### Exercise task
Set out every line of the records below as a numbered list, leaving out any blank lines.

### Data for this exercise
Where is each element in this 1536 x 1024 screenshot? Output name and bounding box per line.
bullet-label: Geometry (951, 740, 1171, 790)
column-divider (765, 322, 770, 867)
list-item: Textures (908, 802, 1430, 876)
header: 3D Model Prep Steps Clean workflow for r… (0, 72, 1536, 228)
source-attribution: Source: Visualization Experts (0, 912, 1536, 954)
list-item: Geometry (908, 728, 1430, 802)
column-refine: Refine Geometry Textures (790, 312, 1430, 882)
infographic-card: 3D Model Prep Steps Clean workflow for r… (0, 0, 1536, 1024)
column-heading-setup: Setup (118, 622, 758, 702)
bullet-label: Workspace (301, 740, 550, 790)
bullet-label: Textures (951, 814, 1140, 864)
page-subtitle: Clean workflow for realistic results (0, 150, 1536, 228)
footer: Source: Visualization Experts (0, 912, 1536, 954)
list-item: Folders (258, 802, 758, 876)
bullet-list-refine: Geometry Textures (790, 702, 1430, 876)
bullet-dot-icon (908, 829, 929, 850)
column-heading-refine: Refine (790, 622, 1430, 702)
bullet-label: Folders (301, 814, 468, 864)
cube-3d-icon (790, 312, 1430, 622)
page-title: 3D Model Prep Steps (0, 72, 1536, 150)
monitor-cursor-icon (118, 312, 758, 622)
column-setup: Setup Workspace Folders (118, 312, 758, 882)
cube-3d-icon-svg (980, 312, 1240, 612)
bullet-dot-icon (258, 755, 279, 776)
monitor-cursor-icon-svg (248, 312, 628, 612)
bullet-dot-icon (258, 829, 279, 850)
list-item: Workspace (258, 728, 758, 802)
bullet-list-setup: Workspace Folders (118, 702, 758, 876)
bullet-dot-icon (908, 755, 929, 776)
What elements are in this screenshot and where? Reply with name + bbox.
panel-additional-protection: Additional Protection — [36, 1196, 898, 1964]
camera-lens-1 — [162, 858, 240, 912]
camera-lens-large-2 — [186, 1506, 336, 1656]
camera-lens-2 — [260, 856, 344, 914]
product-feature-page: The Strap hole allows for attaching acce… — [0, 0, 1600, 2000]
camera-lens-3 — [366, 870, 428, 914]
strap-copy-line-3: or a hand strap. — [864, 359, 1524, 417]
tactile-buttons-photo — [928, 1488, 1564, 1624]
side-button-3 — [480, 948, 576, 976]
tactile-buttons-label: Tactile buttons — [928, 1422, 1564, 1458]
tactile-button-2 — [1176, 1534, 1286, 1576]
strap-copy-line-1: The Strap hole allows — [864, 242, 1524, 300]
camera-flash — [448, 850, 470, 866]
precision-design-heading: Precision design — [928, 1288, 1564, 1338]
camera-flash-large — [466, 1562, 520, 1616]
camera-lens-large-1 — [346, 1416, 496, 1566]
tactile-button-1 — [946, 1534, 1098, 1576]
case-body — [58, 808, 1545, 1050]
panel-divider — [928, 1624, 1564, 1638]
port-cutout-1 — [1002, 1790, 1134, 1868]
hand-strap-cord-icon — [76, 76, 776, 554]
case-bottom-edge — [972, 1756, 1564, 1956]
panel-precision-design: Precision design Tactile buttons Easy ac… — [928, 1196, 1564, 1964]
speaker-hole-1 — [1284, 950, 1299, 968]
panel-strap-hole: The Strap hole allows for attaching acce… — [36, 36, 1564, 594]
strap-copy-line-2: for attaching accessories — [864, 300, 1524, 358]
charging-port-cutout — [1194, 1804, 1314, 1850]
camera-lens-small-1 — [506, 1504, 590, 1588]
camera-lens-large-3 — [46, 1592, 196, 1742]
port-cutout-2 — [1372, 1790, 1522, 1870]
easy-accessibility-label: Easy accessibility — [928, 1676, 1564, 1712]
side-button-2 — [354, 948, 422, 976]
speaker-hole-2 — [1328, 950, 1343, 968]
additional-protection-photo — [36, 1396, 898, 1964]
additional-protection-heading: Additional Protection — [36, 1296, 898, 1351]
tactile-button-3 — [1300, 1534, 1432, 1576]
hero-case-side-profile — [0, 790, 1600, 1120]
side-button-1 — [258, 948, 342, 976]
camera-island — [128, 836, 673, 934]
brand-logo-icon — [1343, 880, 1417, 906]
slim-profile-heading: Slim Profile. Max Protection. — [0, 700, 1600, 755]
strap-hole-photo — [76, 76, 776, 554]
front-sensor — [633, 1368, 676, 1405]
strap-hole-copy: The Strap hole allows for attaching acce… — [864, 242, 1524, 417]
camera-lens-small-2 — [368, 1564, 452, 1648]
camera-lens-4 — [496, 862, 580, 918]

### Problem solution
1. Where is each element in this 1536 x 1024 screenshot? Output name and bounding box per line.
2. bullet-label: Geometry (951, 740, 1171, 790)
3. column-divider (765, 322, 770, 867)
4. list-item: Textures (908, 802, 1430, 876)
5. header: 3D Model Prep Steps Clean workflow for r… (0, 72, 1536, 228)
6. source-attribution: Source: Visualization Experts (0, 912, 1536, 954)
7. list-item: Geometry (908, 728, 1430, 802)
8. column-refine: Refine Geometry Textures (790, 312, 1430, 882)
9. infographic-card: 3D Model Prep Steps Clean workflow for r… (0, 0, 1536, 1024)
10. column-heading-setup: Setup (118, 622, 758, 702)
11. bullet-label: Workspace (301, 740, 550, 790)
12. bullet-label: Textures (951, 814, 1140, 864)
13. page-subtitle: Clean workflow for realistic results (0, 150, 1536, 228)
14. footer: Source: Visualization Experts (0, 912, 1536, 954)
15. list-item: Folders (258, 802, 758, 876)
16. bullet-list-refine: Geometry Textures (790, 702, 1430, 876)
17. bullet-dot-icon (908, 829, 929, 850)
18. column-heading-refine: Refine (790, 622, 1430, 702)
19. bullet-label: Folders (301, 814, 468, 864)
20. cube-3d-icon (790, 312, 1430, 622)
21. page-title: 3D Model Prep Steps (0, 72, 1536, 150)
22. monitor-cursor-icon (118, 312, 758, 622)
23. column-setup: Setup Workspace Folders (118, 312, 758, 882)
24. cube-3d-icon-svg (980, 312, 1240, 612)
25. bullet-dot-icon (258, 755, 279, 776)
26. monitor-cursor-icon-svg (248, 312, 628, 612)
27. bullet-dot-icon (258, 829, 279, 850)
28. list-item: Workspace (258, 728, 758, 802)
29. bullet-list-setup: Workspace Folders (118, 702, 758, 876)
30. bullet-dot-icon (908, 755, 929, 776)
31. What elements are in this screenshot and where? Reply with name + bbox.
32. panel-additional-protection: Additional Protection — [36, 1196, 898, 1964]
33. camera-lens-1 — [162, 858, 240, 912]
34. camera-lens-large-2 — [186, 1506, 336, 1656]
35. camera-lens-2 — [260, 856, 344, 914]
36. product-feature-page: The Strap hole allows for attaching acce… — [0, 0, 1600, 2000]
37. camera-lens-3 — [366, 870, 428, 914]
38. strap-copy-line-3: or a hand strap. — [864, 359, 1524, 417]
39. tactile-buttons-photo — [928, 1488, 1564, 1624]
40. side-button-3 — [480, 948, 576, 976]
41. tactile-buttons-label: Tactile buttons — [928, 1422, 1564, 1458]
42. tactile-button-2 — [1176, 1534, 1286, 1576]
43. strap-copy-line-1: The Strap hole allows — [864, 242, 1524, 300]
44. camera-flash — [448, 850, 470, 866]
45. precision-design-heading: Precision design — [928, 1288, 1564, 1338]
46. camera-flash-large — [466, 1562, 520, 1616]
47. camera-lens-large-1 — [346, 1416, 496, 1566]
48. tactile-button-1 — [946, 1534, 1098, 1576]
49. case-body — [58, 808, 1545, 1050]
50. panel-divider — [928, 1624, 1564, 1638]
51. port-cutout-1 — [1002, 1790, 1134, 1868]
52. hand-strap-cord-icon — [76, 76, 776, 554]
53. case-bottom-edge — [972, 1756, 1564, 1956]
54. panel-precision-design: Precision design Tactile buttons Easy ac… — [928, 1196, 1564, 1964]
55. speaker-hole-1 — [1284, 950, 1299, 968]
56. panel-strap-hole: The Strap hole allows for attaching acce… — [36, 36, 1564, 594]
57. strap-copy-line-2: for attaching accessories — [864, 300, 1524, 358]
58. charging-port-cutout — [1194, 1804, 1314, 1850]
59. camera-lens-small-1 — [506, 1504, 590, 1588]
60. camera-lens-large-3 — [46, 1592, 196, 1742]
61. port-cutout-2 — [1372, 1790, 1522, 1870]
62. easy-accessibility-label: Easy accessibility — [928, 1676, 1564, 1712]
63. side-button-2 — [354, 948, 422, 976]
64. speaker-hole-2 — [1328, 950, 1343, 968]
65. additional-protection-photo — [36, 1396, 898, 1964]
66. additional-protection-heading: Additional Protection — [36, 1296, 898, 1351]
67. tactile-button-3 — [1300, 1534, 1432, 1576]
68. hero-case-side-profile — [0, 790, 1600, 1120]
69. side-button-1 — [258, 948, 342, 976]
70. camera-island — [128, 836, 673, 934]
71. brand-logo-icon — [1343, 880, 1417, 906]
72. slim-profile-heading: Slim Profile. Max Protection. — [0, 700, 1600, 755]
73. strap-hole-photo — [76, 76, 776, 554]
74. front-sensor — [633, 1368, 676, 1405]
75. strap-hole-copy: The Strap hole allows for attaching acce… — [864, 242, 1524, 417]
76. camera-lens-small-2 — [368, 1564, 452, 1648]
77. camera-lens-4 — [496, 862, 580, 918]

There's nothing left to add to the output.